TEXTO FORNECIDO:

——————————

Despacho do Tribunal de Justiça (Quinta Secção) de 22 de setembro de 2011 – Lebrun et Howet/Estado Belga
(Processo C‑538/10)
«Artigos 92.°, n.° 1, 103.°, n.° 1, e 104.°, n.° 3, primeiro parágrafo, do Regulamento de Processo – Reenvio prejudicial – Exame da conformidade e uma disposição nacional com o direito da União, e com a Constituição nacional – Legislação nacional que prevê o carácter prioritário de um processo de fiscalização prévia da constitucionalidade – Carta dos Direitos Fundamentais da União Europeia – Necessidade de uma conexão com o direito da União – Incompetência manifesta do Tribunal de Justiça»
1. Questões prejudiciais – Recurso ao Tribunal de Justiça – Competência dos tribunais nacionais – Legislação nacional que confere um carácter prioritário a um processo incidental nacional de fiscalização da constitucionalidade – Inadmissibilidade – Requisito (Artigo 267.º TFUE) (cf. n.º 16)
2. Questões prejudiciais – Competência do Tribunal de Justiça – Limites – Pedido de interpretação da Carta dos Direitos Fundamentais da União – Decisão nacional que não apresenta nenhum elemento de ligação ao direito da União – Incompetência do Tribunal de Justiça (Artigo 267.º TFUE; Carta dos Direitos Fundamentais da União Europeia, artigos 17.º, 47.º e 51.º, n.º 1) (cf. n.os 17 a 20)

——————————

[Dados de análise estruturada da página]

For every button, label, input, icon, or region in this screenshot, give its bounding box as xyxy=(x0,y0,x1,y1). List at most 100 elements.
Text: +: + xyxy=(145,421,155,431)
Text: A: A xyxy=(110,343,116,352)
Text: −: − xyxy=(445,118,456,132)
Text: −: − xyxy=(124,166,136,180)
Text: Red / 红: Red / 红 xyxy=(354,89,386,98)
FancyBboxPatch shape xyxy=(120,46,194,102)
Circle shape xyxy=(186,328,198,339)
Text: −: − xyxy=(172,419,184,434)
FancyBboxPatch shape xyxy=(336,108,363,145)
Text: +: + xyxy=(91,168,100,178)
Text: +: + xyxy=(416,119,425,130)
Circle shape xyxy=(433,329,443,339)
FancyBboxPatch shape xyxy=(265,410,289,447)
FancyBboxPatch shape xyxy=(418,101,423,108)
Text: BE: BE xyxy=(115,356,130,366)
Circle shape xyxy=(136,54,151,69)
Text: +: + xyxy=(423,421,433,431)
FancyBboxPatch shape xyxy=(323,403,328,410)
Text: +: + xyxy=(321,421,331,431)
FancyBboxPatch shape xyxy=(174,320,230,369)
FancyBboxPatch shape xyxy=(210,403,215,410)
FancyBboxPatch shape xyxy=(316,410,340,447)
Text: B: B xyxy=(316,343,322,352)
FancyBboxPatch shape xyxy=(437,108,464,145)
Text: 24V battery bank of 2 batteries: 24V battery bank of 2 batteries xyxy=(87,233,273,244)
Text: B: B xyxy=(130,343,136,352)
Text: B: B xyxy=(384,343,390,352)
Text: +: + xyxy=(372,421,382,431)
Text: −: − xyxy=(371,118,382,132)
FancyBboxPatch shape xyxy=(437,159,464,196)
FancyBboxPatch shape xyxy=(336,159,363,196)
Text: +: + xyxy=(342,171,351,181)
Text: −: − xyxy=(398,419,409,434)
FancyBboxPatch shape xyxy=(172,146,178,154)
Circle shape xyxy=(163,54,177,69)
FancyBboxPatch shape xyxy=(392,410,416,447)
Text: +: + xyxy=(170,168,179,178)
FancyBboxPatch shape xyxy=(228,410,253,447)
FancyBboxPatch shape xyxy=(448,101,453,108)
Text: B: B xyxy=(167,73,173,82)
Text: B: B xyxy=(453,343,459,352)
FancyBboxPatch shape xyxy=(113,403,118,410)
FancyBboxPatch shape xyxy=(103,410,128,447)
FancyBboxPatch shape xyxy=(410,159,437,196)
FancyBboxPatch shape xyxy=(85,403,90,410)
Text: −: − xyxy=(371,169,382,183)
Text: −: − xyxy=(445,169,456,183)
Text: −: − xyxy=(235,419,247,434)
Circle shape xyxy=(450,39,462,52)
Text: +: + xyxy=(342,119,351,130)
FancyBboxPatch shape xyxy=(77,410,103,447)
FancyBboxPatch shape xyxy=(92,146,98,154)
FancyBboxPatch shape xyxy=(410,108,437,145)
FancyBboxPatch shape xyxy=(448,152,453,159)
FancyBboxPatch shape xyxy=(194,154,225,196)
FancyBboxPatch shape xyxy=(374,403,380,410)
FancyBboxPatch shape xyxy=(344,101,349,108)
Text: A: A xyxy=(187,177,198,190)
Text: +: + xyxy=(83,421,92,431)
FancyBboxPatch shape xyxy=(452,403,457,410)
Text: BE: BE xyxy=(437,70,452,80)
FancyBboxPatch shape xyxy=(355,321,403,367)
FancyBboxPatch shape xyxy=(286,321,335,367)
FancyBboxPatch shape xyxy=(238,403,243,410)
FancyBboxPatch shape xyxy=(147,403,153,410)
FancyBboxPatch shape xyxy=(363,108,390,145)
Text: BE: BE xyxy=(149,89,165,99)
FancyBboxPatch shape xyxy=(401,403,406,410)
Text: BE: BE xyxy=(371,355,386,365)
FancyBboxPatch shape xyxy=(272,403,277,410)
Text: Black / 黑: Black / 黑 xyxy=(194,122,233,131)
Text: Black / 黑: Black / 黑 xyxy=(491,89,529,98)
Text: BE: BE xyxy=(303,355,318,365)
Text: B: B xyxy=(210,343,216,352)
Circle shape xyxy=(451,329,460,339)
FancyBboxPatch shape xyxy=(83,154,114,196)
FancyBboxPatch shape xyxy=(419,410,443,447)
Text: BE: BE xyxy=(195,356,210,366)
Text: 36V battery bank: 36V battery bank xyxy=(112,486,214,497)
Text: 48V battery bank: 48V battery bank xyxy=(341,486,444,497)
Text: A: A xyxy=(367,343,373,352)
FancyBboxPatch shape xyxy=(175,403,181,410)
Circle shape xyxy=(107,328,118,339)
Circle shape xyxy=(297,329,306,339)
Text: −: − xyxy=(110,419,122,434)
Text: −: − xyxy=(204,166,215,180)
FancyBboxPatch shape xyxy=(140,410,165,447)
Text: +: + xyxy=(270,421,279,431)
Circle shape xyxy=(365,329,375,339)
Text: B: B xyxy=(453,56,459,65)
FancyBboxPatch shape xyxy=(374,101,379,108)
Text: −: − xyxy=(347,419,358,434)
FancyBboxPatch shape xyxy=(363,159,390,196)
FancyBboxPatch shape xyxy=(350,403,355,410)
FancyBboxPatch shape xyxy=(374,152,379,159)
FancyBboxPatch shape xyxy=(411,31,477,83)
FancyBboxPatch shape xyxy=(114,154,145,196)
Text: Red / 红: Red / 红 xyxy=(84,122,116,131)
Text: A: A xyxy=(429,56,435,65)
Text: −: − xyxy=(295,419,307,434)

——————————

TRABALHO PEDIDO:
Prossiga o sumário do despacho do Tribunal de Justiça no processo Lebrun et Howet/Estado Belga a partir da sua última frase. Os registos constituem um material à parte, independente do texto.

RESPOSTA:
Objecto
Pedido de decisão prejudicial ‑ Tribunal de première instance de Liège ‑ Interpretação dos artigos 6.° TUE, 267.° TFUE e 47.° da Carta dos Direitos Fundamentais da União Europeia – Consulta prévia obrigatória do Tribunal Constitucional pelos órgãos jurisdicionais nacionais no caso de alegada violação dos direitos fundamentais pela lei nacional ‑ Conformidade, à luz do direito da União, da disposição nacional que impõe esta sujeição prévia – Possibilidade de os órgãos jurisdicionais nacionais exercerem uma fiscalização da conformidade das normas nacionais com os Tratados internacionais quando o juiz constitucional declare a lei nacional em causa compatível com os direitos fundamentais garantidos pela Constituição.
Dispositivo
O Tribunal de Justiça da União Europeia é manifestamente incompetente para responder à questão prejudicial colocada pelo tribunal de première instance de Liège (Bélgica).